- _Description of the task_
Each entry here needs to be set down again exactly, please; pictures are left out.

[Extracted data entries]
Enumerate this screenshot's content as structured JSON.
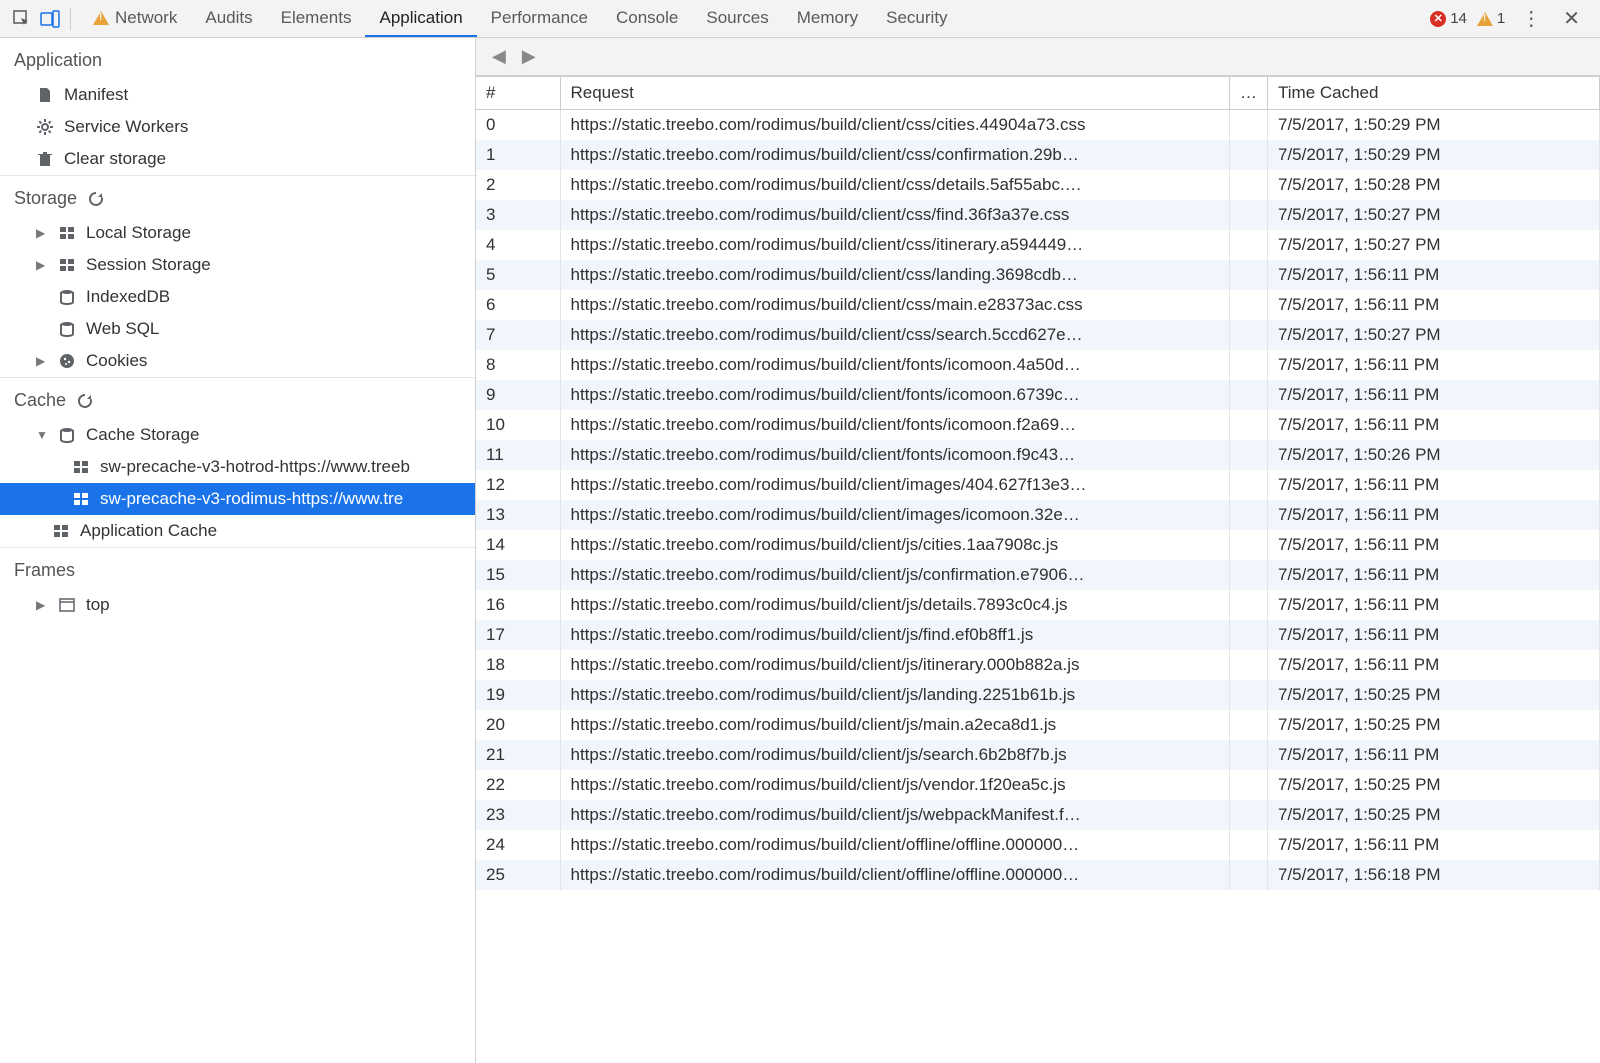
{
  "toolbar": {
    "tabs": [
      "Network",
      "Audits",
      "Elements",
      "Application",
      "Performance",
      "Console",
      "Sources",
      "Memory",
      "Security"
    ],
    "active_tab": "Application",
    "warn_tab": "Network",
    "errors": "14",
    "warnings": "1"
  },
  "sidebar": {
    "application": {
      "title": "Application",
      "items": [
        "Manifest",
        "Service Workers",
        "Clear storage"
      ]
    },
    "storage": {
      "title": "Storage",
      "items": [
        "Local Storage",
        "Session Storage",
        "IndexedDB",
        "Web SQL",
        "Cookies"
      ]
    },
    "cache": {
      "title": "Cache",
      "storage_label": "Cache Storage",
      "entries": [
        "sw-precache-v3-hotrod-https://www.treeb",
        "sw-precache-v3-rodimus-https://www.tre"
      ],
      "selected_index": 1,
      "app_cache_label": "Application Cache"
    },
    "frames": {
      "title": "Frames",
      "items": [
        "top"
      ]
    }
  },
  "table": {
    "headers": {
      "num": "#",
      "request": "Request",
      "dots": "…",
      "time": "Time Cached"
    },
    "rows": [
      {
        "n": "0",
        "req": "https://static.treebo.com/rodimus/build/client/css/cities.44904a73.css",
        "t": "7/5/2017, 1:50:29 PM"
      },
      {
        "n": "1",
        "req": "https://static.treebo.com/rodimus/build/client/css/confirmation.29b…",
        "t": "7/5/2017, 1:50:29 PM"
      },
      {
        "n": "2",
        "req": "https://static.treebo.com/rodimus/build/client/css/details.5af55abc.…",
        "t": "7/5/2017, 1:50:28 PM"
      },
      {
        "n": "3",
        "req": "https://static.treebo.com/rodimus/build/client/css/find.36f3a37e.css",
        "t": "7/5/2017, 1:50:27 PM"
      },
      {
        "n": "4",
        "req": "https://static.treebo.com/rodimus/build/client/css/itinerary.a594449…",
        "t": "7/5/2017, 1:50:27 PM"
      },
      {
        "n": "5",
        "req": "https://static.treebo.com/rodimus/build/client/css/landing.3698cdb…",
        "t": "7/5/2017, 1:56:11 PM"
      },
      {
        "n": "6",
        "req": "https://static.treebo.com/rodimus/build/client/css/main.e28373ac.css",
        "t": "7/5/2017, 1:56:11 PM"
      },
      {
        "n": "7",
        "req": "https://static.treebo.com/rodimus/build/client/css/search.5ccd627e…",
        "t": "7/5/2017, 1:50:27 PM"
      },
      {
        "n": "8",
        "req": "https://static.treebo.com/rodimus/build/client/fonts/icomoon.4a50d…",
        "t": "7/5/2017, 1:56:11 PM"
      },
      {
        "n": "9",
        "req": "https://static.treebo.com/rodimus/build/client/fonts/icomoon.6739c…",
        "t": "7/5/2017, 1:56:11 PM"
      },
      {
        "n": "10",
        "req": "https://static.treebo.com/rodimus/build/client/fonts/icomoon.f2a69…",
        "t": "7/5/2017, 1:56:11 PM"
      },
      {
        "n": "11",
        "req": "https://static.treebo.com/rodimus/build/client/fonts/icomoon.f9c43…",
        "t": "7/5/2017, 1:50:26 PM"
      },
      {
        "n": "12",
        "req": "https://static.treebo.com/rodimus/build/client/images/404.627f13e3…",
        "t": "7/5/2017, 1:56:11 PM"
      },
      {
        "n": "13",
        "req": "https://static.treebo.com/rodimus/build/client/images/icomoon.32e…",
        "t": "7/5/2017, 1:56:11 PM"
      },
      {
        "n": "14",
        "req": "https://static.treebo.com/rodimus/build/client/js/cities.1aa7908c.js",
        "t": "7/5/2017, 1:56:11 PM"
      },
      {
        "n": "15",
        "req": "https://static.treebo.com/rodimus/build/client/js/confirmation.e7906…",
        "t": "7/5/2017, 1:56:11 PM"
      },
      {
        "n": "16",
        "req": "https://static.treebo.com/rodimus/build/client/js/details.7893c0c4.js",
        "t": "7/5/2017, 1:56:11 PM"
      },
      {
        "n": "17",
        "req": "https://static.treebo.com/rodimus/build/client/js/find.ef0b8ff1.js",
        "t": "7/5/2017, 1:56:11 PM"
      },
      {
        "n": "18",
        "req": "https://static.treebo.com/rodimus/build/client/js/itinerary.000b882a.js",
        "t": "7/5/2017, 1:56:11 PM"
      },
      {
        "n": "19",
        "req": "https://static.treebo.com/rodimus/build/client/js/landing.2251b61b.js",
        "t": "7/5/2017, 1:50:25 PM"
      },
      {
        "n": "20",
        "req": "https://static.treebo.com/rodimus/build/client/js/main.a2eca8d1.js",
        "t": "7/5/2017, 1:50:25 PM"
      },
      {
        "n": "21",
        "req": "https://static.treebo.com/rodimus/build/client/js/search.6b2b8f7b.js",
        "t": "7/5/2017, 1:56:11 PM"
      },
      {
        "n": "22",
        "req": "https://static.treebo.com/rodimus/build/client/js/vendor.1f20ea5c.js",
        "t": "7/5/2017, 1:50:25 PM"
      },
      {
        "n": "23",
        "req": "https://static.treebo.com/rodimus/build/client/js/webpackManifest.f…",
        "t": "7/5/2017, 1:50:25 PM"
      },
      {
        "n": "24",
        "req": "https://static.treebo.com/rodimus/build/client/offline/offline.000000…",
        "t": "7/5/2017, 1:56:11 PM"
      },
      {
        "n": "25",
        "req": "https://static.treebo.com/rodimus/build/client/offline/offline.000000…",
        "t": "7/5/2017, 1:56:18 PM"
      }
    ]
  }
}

- _Final result_
Enumerate this screenshot's content as structured JSON.
{
  "toolbar": {
    "tabs": [
      "Network",
      "Audits",
      "Elements",
      "Application",
      "Performance",
      "Console",
      "Sources",
      "Memory",
      "Security"
    ],
    "active_tab": "Application",
    "warn_tab": "Network",
    "errors": "14",
    "warnings": "1"
  },
  "sidebar": {
    "application": {
      "title": "Application",
      "items": [
        "Manifest",
        "Service Workers",
        "Clear storage"
      ]
    },
    "storage": {
      "title": "Storage",
      "items": [
        "Local Storage",
        "Session Storage",
        "IndexedDB",
        "Web SQL",
        "Cookies"
      ]
    },
    "cache": {
      "title": "Cache",
      "storage_label": "Cache Storage",
      "entries": [
        "sw-precache-v3-hotrod-https://www.treeb",
        "sw-precache-v3-rodimus-https://www.tre"
      ],
      "selected_index": 1,
      "app_cache_label": "Application Cache"
    },
    "frames": {
      "title": "Frames",
      "items": [
        "top"
      ]
    }
  },
  "table": {
    "headers": {
      "num": "#",
      "request": "Request",
      "dots": "…",
      "time": "Time Cached"
    },
    "rows": [
      {
        "n": "0",
        "req": "https://static.treebo.com/rodimus/build/client/css/cities.44904a73.css",
        "t": "7/5/2017, 1:50:29 PM"
      },
      {
        "n": "1",
        "req": "https://static.treebo.com/rodimus/build/client/css/confirmation.29b…",
        "t": "7/5/2017, 1:50:29 PM"
      },
      {
        "n": "2",
        "req": "https://static.treebo.com/rodimus/build/client/css/details.5af55abc.…",
        "t": "7/5/2017, 1:50:28 PM"
      },
      {
        "n": "3",
        "req": "https://static.treebo.com/rodimus/build/client/css/find.36f3a37e.css",
        "t": "7/5/2017, 1:50:27 PM"
      },
      {
        "n": "4",
        "req": "https://static.treebo.com/rodimus/build/client/css/itinerary.a594449…",
        "t": "7/5/2017, 1:50:27 PM"
      },
      {
        "n": "5",
        "req": "https://static.treebo.com/rodimus/build/client/css/landing.3698cdb…",
        "t": "7/5/2017, 1:56:11 PM"
      },
      {
        "n": "6",
        "req": "https://static.treebo.com/rodimus/build/client/css/main.e28373ac.css",
        "t": "7/5/2017, 1:56:11 PM"
      },
      {
        "n": "7",
        "req": "https://static.treebo.com/rodimus/build/client/css/search.5ccd627e…",
        "t": "7/5/2017, 1:50:27 PM"
      },
      {
        "n": "8",
        "req": "https://static.treebo.com/rodimus/build/client/fonts/icomoon.4a50d…",
        "t": "7/5/2017, 1:56:11 PM"
      },
      {
        "n": "9",
        "req": "https://static.treebo.com/rodimus/build/client/fonts/icomoon.6739c…",
        "t": "7/5/2017, 1:56:11 PM"
      },
      {
        "n": "10",
        "req": "https://static.treebo.com/rodimus/build/client/fonts/icomoon.f2a69…",
        "t": "7/5/2017, 1:56:11 PM"
      },
      {
        "n": "11",
        "req": "https://static.treebo.com/rodimus/build/client/fonts/icomoon.f9c43…",
        "t": "7/5/2017, 1:50:26 PM"
      },
      {
        "n": "12",
        "req": "https://static.treebo.com/rodimus/build/client/images/404.627f13e3…",
        "t": "7/5/2017, 1:56:11 PM"
      },
      {
        "n": "13",
        "req": "https://static.treebo.com/rodimus/build/client/images/icomoon.32e…",
        "t": "7/5/2017, 1:56:11 PM"
      },
      {
        "n": "14",
        "req": "https://static.treebo.com/rodimus/build/client/js/cities.1aa7908c.js",
        "t": "7/5/2017, 1:56:11 PM"
      },
      {
        "n": "15",
        "req": "https://static.treebo.com/rodimus/build/client/js/confirmation.e7906…",
        "t": "7/5/2017, 1:56:11 PM"
      },
      {
        "n": "16",
        "req": "https://static.treebo.com/rodimus/build/client/js/details.7893c0c4.js",
        "t": "7/5/2017, 1:56:11 PM"
      },
      {
        "n": "17",
        "req": "https://static.treebo.com/rodimus/build/client/js/find.ef0b8ff1.js",
        "t": "7/5/2017, 1:56:11 PM"
      },
      {
        "n": "18",
        "req": "https://static.treebo.com/rodimus/build/client/js/itinerary.000b882a.js",
        "t": "7/5/2017, 1:56:11 PM"
      },
      {
        "n": "19",
        "req": "https://static.treebo.com/rodimus/build/client/js/landing.2251b61b.js",
        "t": "7/5/2017, 1:50:25 PM"
      },
      {
        "n": "20",
        "req": "https://static.treebo.com/rodimus/build/client/js/main.a2eca8d1.js",
        "t": "7/5/2017, 1:50:25 PM"
      },
      {
        "n": "21",
        "req": "https://static.treebo.com/rodimus/build/client/js/search.6b2b8f7b.js",
        "t": "7/5/2017, 1:56:11 PM"
      },
      {
        "n": "22",
        "req": "https://static.treebo.com/rodimus/build/client/js/vendor.1f20ea5c.js",
        "t": "7/5/2017, 1:50:25 PM"
      },
      {
        "n": "23",
        "req": "https://static.treebo.com/rodimus/build/client/js/webpackManifest.f…",
        "t": "7/5/2017, 1:50:25 PM"
      },
      {
        "n": "24",
        "req": "https://static.treebo.com/rodimus/build/client/offline/offline.000000…",
        "t": "7/5/2017, 1:56:11 PM"
      },
      {
        "n": "25",
        "req": "https://static.treebo.com/rodimus/build/client/offline/offline.000000…",
        "t": "7/5/2017, 1:56:18 PM"
      }
    ]
  }
}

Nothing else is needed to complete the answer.